Aim of the exercise: Write out the records that appear below, verbatim and complete, but without pictures.

# START OF Recorded information

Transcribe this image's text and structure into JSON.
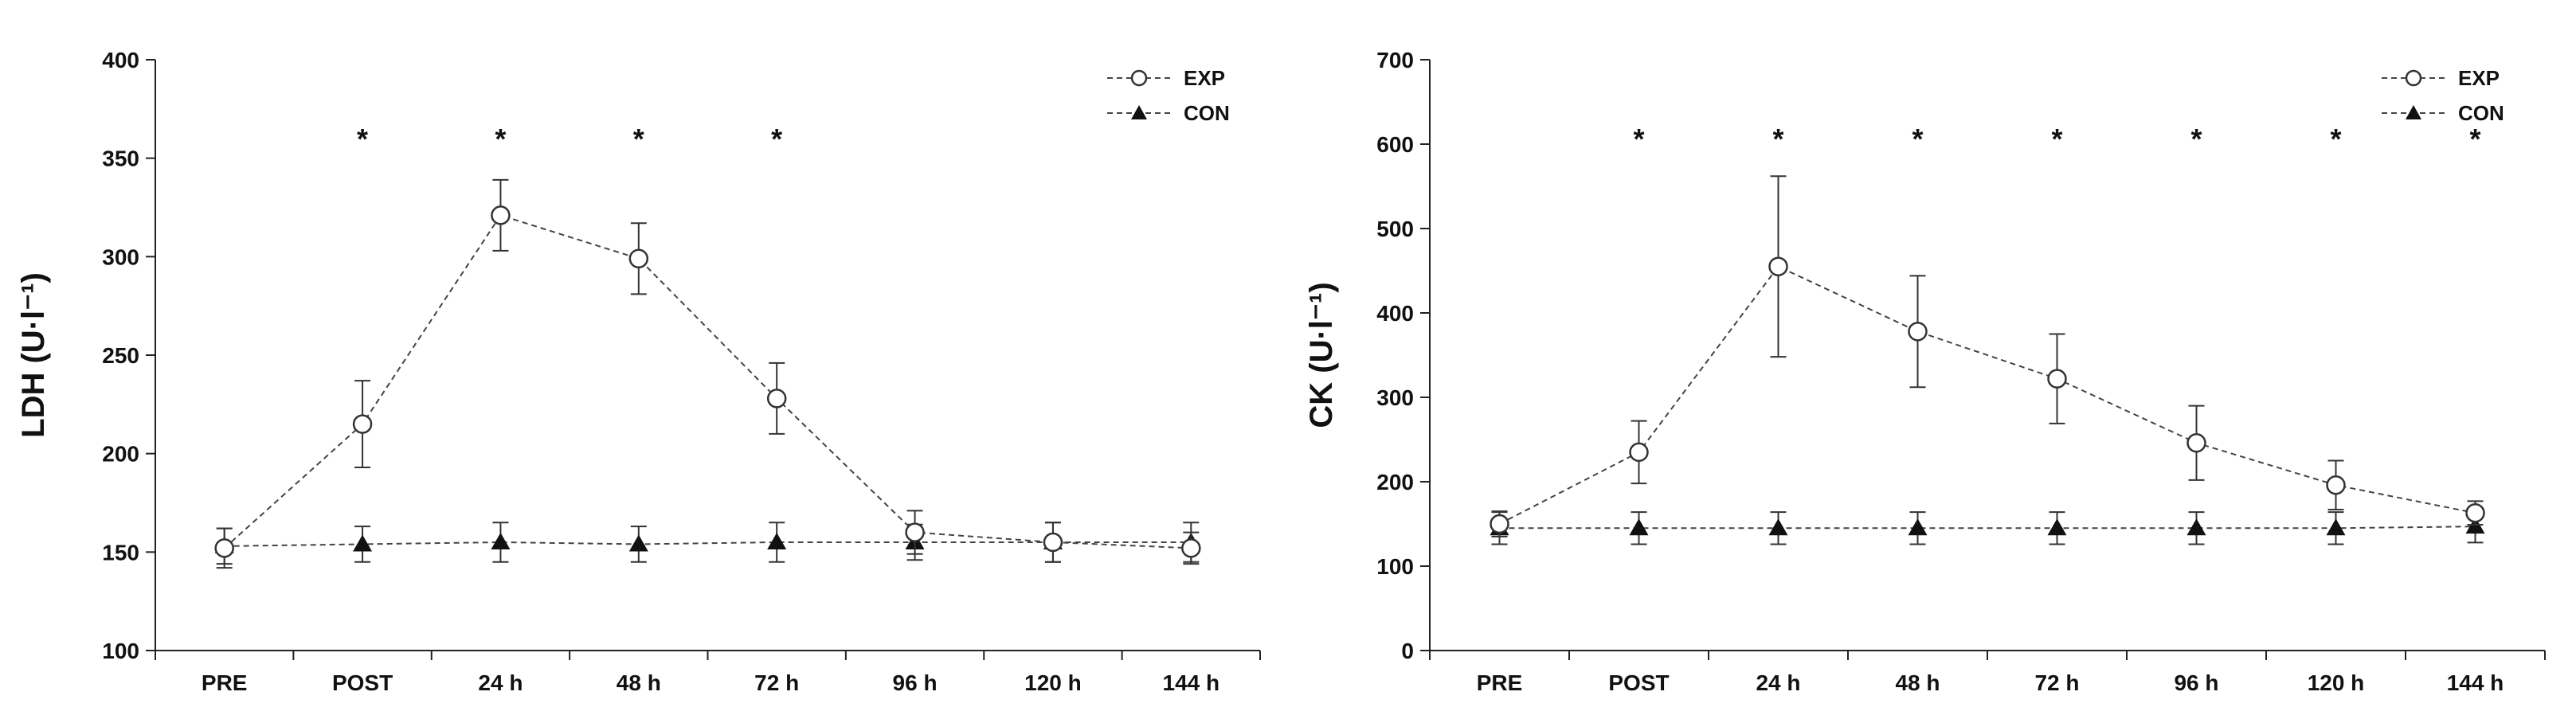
{
  "chart_data": [
    {
      "type": "line",
      "ylabel": "LDH (U·l⁻¹)",
      "ylim": [
        100,
        400
      ],
      "yticks": [
        100,
        150,
        200,
        250,
        300,
        350,
        400
      ],
      "categories": [
        "PRE",
        "POST",
        "24 h",
        "48 h",
        "72 h",
        "96 h",
        "120 h",
        "144 h"
      ],
      "legend_position": "top-right",
      "grid": false,
      "series": [
        {
          "name": "EXP",
          "marker": "open-circle",
          "values": [
            152,
            215,
            321,
            299,
            228,
            160,
            155,
            152
          ],
          "error": [
            10,
            22,
            18,
            18,
            18,
            11,
            10,
            8
          ]
        },
        {
          "name": "CON",
          "marker": "filled-triangle",
          "values": [
            153,
            154,
            155,
            154,
            155,
            155,
            155,
            155
          ],
          "error": [
            9,
            9,
            10,
            9,
            10,
            9,
            10,
            10
          ]
        }
      ],
      "significance": [
        "",
        "*",
        "*",
        "*",
        "*",
        "",
        "",
        ""
      ]
    },
    {
      "type": "line",
      "ylabel": "CK (U·l⁻¹)",
      "ylim": [
        0,
        700
      ],
      "yticks": [
        0,
        100,
        200,
        300,
        400,
        500,
        600,
        700
      ],
      "categories": [
        "PRE",
        "POST",
        "24 h",
        "48 h",
        "72 h",
        "96 h",
        "120 h",
        "144 h"
      ],
      "legend_position": "top-right",
      "grid": false,
      "series": [
        {
          "name": "EXP",
          "marker": "open-circle",
          "values": [
            150,
            235,
            455,
            378,
            322,
            246,
            196,
            163
          ],
          "error": [
            15,
            37,
            107,
            66,
            53,
            44,
            29,
            14
          ]
        },
        {
          "name": "CON",
          "marker": "filled-triangle",
          "values": [
            145,
            145,
            145,
            145,
            145,
            145,
            145,
            147
          ],
          "error": [
            19,
            19,
            19,
            19,
            19,
            19,
            19,
            19
          ]
        }
      ],
      "significance": [
        "",
        "*",
        "*",
        "*",
        "*",
        "*",
        "*",
        "*"
      ]
    }
  ]
}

# END OF Recorded information

Solved exercise:
Transcribe this image's text and structure into JSON.
{
  "chart_data": [
    {
      "type": "line",
      "ylabel": "LDH (U·l⁻¹)",
      "ylim": [
        100,
        400
      ],
      "yticks": [
        100,
        150,
        200,
        250,
        300,
        350,
        400
      ],
      "categories": [
        "PRE",
        "POST",
        "24 h",
        "48 h",
        "72 h",
        "96 h",
        "120 h",
        "144 h"
      ],
      "legend_position": "top-right",
      "grid": false,
      "series": [
        {
          "name": "EXP",
          "marker": "open-circle",
          "values": [
            152,
            215,
            321,
            299,
            228,
            160,
            155,
            152
          ],
          "error": [
            10,
            22,
            18,
            18,
            18,
            11,
            10,
            8
          ]
        },
        {
          "name": "CON",
          "marker": "filled-triangle",
          "values": [
            153,
            154,
            155,
            154,
            155,
            155,
            155,
            155
          ],
          "error": [
            9,
            9,
            10,
            9,
            10,
            9,
            10,
            10
          ]
        }
      ],
      "significance": [
        "",
        "*",
        "*",
        "*",
        "*",
        "",
        "",
        ""
      ]
    },
    {
      "type": "line",
      "ylabel": "CK (U·l⁻¹)",
      "ylim": [
        0,
        700
      ],
      "yticks": [
        0,
        100,
        200,
        300,
        400,
        500,
        600,
        700
      ],
      "categories": [
        "PRE",
        "POST",
        "24 h",
        "48 h",
        "72 h",
        "96 h",
        "120 h",
        "144 h"
      ],
      "legend_position": "top-right",
      "grid": false,
      "series": [
        {
          "name": "EXP",
          "marker": "open-circle",
          "values": [
            150,
            235,
            455,
            378,
            322,
            246,
            196,
            163
          ],
          "error": [
            15,
            37,
            107,
            66,
            53,
            44,
            29,
            14
          ]
        },
        {
          "name": "CON",
          "marker": "filled-triangle",
          "values": [
            145,
            145,
            145,
            145,
            145,
            145,
            145,
            147
          ],
          "error": [
            19,
            19,
            19,
            19,
            19,
            19,
            19,
            19
          ]
        }
      ],
      "significance": [
        "",
        "*",
        "*",
        "*",
        "*",
        "*",
        "*",
        "*"
      ]
    }
  ]
}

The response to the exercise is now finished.